Decía Jesús Gil que sus ídolos eran Jesús, Franco y el Che Guevara, y no sé a qué Jesús se refería, aunque también dijo: "Con la popularidad que tengo, yo podría ser Dios". Lo votaron muchos en la Costa del Sol, en el Campo de Gibraltar, en Ceuta y Melilla. Fue promotor inmobiliario, presidente y máximo accionista de un equipo de fútbol, político, fundador del Grupo Liberal Independiente (GIL). Estrella de la televisión, presentó un programa desde una bañera. Hablaba ante las cámaras con un caballo, como un emperador romano loco. Cuantos más indicios había de que podía ser un delincuente, más votos ganaba en tres elecciones sucesivas. Duplicaba y duplicaba a la larga el número de concejales a su mando: de 19 a 43, de 43 a 93. En 1995 el GIL incluso presidía Ceuta.

────

■ **TAREAS**
• a. Transcribe del texto sobre Jesús Gil el pasaje que comienza en "Decía Jesús Gil" y continúa hasta "incluso presidía Ceuta.".
• b. Responde, según el texto sobre Jesús Gil:
(i) ¿Desde dónde presentó un programa de televisión?
(ii) ¿Qué formación política fundó?
(iii) ¿Qué presidía el GIL en 1995?
• c. Redacta lo que sigue al texto sobre Jesús Gil, a partir de su última oración.

────

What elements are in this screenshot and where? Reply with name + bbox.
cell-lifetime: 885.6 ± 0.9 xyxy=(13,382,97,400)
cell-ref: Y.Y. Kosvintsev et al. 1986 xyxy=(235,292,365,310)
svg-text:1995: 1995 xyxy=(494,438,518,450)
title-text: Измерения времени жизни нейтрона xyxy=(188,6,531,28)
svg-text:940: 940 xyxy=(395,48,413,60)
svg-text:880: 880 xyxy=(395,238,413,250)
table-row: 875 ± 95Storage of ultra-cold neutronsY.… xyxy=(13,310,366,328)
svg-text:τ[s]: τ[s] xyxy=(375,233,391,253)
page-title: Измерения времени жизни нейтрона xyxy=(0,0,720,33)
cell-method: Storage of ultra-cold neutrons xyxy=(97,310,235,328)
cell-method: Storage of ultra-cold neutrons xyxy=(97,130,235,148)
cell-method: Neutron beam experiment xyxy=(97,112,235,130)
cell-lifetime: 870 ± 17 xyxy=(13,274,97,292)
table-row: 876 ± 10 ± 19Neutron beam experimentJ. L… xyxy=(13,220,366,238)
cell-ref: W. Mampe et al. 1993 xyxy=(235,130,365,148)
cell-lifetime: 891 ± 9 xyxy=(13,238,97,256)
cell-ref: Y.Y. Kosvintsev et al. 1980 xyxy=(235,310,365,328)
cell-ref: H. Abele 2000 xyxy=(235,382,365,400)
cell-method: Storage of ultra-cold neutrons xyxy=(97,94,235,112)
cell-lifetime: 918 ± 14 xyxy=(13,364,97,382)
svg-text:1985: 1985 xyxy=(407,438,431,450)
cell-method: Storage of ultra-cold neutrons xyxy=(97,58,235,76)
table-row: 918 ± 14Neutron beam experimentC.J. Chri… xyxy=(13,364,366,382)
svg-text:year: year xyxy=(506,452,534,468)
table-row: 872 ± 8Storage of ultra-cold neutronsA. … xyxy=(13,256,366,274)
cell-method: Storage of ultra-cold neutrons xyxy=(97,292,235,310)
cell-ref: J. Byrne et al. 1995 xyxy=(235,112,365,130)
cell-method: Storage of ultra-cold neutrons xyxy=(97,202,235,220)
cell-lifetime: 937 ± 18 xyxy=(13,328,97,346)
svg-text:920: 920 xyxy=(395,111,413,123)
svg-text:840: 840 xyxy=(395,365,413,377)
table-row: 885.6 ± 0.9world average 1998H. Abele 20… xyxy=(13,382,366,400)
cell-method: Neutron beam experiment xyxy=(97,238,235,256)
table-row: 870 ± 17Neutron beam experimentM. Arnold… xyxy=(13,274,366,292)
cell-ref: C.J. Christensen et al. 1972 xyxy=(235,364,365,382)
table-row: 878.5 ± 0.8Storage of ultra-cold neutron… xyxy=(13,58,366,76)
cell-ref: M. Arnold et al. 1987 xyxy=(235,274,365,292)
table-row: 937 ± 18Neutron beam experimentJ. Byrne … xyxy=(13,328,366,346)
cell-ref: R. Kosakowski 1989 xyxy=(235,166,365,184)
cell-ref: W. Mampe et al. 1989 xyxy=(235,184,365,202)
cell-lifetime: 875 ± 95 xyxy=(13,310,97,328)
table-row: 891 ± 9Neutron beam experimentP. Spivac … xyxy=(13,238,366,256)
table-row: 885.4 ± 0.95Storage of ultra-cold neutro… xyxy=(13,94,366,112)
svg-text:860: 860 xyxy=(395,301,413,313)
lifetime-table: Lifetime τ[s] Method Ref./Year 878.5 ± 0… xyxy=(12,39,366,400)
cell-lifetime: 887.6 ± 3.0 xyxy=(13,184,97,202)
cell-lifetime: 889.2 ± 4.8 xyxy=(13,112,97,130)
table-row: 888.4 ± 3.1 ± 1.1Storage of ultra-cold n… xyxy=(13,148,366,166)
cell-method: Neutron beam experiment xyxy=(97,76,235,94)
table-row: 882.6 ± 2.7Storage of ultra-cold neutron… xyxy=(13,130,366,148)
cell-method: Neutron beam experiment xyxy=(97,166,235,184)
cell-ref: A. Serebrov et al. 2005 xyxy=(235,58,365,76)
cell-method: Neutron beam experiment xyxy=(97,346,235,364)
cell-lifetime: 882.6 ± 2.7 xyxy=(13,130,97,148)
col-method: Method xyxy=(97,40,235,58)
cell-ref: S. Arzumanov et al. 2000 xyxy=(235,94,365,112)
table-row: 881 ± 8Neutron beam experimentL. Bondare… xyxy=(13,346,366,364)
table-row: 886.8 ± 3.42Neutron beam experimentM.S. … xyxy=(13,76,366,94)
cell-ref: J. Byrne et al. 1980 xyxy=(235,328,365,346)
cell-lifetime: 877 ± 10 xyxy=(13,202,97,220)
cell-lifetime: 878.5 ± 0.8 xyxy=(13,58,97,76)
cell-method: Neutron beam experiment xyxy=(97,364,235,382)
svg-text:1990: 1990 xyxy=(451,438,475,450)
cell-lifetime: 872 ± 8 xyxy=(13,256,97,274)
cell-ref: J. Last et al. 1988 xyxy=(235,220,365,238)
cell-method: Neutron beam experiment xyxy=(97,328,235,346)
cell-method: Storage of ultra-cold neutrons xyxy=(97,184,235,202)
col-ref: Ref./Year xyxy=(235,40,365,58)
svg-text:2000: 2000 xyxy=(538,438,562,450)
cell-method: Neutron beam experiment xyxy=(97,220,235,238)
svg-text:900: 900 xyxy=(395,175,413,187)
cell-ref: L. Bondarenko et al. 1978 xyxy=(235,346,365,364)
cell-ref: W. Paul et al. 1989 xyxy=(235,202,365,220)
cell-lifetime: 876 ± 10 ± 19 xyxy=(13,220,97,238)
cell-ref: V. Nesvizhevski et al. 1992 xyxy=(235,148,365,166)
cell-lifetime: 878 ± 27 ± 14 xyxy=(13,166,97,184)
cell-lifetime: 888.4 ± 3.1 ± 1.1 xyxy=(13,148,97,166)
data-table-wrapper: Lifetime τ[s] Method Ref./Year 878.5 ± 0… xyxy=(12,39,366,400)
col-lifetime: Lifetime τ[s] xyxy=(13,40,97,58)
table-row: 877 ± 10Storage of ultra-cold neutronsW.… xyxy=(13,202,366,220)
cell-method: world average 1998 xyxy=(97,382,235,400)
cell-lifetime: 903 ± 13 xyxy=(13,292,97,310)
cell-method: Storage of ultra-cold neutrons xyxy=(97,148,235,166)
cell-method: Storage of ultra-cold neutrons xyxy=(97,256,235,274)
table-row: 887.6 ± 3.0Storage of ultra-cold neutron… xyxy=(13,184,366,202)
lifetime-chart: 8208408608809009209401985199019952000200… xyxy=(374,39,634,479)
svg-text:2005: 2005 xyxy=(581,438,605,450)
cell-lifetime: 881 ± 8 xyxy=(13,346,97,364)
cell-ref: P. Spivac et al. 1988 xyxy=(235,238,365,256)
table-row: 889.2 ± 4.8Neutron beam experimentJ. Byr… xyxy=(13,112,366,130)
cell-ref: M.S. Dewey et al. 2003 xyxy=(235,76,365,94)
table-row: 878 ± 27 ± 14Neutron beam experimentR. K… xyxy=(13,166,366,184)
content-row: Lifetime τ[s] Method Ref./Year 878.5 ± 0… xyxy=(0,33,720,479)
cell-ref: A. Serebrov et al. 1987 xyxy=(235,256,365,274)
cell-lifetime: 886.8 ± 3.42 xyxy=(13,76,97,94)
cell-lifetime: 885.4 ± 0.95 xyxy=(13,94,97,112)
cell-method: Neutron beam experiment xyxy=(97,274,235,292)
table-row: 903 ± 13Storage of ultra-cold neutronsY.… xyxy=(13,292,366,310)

────

■ **RESULTADOS**
• a.
Decía Jesús Gil que sus ídolos eran Jesús, Franco y el Che Guevara, y no sé a qué Jesús se refería, aunque también dijo: "Con la popularidad que tengo, yo podría ser Dios". Lo votaron muchos en la Costa del Sol, en el Campo de Gibraltar, en Ceuta y Melilla. Fue promotor inmobiliario, presidente y máximo accionista de un equipo de fútbol, político, fundador del Grupo Liberal Independiente (GIL). Estrella de la televisión, presentó un programa desde una bañera. Hablaba ante las cámaras con un caballo, como un emperador romano loco. Cuantos más indicios había de que podía ser un delincuente, más votos ganaba en tres elecciones sucesivas. Duplicaba y duplicaba a la larga el número de concejales a su mando: de 19 a 43, de 43 a 93. En 1995 el GIL incluso presidía Ceuta.

• b.
(i) Desde una bañera.
(ii) El Grupo Liberal Independiente (GIL).
(iii) Ceuta.

• c.
Quería más: ser presidente del Gobierno para limpiar España. Juró limpiar Marbella, y en 1991 conquistó el Ayuntamiento con una demoledora mayoría absoluta. Era un político contra la política, un caso puro de populismo antipolítico. Constructor, tenía problemas con el gobierno municipal. En 1986 pagaba cantidades millonarias al PSOE para que el Ayuntamiento y la Junta le aumentaran el volumen de edificabilidad de una urbanización. Denunció los hechos ante el fiscal en 1996, cuando el posible delito ya había prescrito. En 1991 quiso ser alcalde. Era el primer candidato que no presumía de estar por encima de sus intereses privados para servir a la comunidad. Confesaba servir a la comunidad en beneficio propio: para ahorrarse los sobornos a los políticos profesionales o sobornarse a sí mismo. Se ponía al servicio de Marbella por sus intereses de constructor. Para hacer y vender más casas. Para ganar más.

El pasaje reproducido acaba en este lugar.